STATED TASK:
Copy out all the lines where "позволило" shows up.

Dataset entries

* * * * * * * * *

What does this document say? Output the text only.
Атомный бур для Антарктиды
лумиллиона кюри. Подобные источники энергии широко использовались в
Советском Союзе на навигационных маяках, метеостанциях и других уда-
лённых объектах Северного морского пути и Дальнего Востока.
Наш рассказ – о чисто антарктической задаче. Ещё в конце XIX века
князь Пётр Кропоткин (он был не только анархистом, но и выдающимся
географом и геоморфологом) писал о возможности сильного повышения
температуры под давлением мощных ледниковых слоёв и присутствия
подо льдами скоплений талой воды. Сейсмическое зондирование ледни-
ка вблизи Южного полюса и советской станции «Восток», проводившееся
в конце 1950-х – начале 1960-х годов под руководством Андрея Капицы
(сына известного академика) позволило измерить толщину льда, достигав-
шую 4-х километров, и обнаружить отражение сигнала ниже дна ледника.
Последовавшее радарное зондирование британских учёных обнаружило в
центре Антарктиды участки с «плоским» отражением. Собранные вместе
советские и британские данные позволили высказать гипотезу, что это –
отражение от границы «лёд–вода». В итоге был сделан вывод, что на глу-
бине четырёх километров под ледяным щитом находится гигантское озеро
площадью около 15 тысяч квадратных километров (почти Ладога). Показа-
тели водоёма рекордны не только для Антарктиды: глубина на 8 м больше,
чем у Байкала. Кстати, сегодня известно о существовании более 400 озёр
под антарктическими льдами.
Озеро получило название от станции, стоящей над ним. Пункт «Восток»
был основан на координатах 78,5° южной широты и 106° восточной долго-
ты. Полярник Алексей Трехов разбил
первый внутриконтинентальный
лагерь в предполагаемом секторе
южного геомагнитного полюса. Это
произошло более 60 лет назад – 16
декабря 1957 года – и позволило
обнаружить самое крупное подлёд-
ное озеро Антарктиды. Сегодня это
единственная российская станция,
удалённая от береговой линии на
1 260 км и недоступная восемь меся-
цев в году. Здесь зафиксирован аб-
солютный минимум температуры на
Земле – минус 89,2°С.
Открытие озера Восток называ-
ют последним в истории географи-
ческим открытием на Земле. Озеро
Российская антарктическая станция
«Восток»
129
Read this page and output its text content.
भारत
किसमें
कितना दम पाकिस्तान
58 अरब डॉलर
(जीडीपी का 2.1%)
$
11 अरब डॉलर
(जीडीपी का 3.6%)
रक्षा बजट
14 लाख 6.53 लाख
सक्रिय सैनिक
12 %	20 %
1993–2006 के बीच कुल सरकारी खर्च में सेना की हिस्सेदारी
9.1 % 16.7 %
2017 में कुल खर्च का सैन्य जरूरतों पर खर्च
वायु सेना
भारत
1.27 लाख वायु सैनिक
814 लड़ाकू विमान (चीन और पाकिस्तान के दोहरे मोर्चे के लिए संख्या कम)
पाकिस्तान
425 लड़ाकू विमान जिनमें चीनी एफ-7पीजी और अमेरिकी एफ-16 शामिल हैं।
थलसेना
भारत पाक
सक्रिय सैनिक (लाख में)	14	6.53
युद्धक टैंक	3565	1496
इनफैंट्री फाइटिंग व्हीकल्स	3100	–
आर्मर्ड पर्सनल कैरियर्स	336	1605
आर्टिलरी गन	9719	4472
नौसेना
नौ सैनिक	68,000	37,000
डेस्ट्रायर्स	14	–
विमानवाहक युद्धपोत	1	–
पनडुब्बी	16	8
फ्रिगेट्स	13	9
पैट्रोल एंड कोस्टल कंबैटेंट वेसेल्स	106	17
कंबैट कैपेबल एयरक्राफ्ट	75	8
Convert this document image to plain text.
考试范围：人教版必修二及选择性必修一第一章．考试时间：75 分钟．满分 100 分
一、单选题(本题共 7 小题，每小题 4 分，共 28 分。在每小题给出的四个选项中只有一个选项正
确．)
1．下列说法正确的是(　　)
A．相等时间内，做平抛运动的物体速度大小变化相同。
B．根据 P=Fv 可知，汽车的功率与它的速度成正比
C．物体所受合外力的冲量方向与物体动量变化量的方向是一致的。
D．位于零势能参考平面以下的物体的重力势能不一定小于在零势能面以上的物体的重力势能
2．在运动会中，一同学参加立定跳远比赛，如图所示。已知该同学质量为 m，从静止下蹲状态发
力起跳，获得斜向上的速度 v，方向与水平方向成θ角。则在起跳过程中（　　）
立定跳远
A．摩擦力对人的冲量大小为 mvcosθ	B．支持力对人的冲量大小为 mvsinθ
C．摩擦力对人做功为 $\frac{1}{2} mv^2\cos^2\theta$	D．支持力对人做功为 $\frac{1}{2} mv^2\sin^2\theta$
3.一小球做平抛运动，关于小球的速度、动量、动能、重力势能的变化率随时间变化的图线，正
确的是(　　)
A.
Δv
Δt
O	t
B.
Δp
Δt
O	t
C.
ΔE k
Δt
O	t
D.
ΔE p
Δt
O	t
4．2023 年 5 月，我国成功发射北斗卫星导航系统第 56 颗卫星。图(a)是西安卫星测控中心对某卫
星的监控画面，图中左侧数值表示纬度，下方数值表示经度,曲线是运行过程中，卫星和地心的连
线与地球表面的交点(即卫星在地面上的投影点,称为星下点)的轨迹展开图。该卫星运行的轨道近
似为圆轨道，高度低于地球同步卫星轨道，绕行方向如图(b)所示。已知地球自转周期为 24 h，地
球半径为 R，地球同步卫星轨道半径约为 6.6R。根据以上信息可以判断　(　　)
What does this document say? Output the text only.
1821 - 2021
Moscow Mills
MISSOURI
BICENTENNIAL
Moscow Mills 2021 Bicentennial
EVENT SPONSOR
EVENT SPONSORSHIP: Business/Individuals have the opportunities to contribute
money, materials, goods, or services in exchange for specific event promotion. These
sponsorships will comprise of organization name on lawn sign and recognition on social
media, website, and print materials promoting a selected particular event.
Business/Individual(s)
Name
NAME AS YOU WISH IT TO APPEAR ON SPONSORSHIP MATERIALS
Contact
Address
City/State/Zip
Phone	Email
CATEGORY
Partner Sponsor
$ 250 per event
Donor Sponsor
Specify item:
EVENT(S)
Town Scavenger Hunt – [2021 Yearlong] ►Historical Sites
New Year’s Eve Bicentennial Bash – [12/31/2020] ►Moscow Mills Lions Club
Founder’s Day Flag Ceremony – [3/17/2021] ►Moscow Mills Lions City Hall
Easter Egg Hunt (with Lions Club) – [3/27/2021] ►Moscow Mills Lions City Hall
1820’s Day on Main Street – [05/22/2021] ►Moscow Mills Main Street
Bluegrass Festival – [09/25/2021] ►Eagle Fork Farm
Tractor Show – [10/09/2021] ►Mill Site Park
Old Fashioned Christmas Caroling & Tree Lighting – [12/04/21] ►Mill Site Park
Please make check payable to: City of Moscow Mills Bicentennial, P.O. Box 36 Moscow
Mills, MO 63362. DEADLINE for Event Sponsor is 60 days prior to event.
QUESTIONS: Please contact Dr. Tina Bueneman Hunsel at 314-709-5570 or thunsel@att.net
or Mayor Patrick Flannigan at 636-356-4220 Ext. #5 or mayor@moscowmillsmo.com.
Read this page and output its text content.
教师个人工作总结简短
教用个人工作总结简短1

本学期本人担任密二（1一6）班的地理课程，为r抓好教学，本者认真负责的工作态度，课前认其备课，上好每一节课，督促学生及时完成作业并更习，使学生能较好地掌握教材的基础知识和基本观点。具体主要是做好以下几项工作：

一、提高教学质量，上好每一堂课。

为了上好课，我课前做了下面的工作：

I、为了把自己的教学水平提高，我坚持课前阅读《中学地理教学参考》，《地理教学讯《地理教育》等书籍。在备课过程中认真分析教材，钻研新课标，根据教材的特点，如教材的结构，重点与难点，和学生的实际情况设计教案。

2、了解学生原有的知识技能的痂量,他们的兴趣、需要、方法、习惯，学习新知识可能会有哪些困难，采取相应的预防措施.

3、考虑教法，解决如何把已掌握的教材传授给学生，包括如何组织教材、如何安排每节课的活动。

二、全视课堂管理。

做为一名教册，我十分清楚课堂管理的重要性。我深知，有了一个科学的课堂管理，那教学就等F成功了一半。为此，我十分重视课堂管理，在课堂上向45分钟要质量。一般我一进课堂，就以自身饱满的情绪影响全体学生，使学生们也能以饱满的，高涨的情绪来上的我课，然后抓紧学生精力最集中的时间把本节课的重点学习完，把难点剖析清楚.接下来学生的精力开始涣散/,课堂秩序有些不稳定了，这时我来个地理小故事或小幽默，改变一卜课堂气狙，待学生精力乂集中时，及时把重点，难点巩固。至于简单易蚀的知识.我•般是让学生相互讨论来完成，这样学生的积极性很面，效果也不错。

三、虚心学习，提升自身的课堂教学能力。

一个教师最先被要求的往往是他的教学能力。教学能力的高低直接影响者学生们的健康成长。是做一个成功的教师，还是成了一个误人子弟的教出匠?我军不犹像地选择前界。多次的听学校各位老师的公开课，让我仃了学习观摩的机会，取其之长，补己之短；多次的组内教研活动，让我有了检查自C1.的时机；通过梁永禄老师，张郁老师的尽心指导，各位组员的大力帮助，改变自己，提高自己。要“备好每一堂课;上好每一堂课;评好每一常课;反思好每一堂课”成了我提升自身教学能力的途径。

* * * * * * * * *

FINISHED EXERCISE:
(сына известного академика) позволило измерить толщину льда, достигав-
декабря 1957 года – и позволило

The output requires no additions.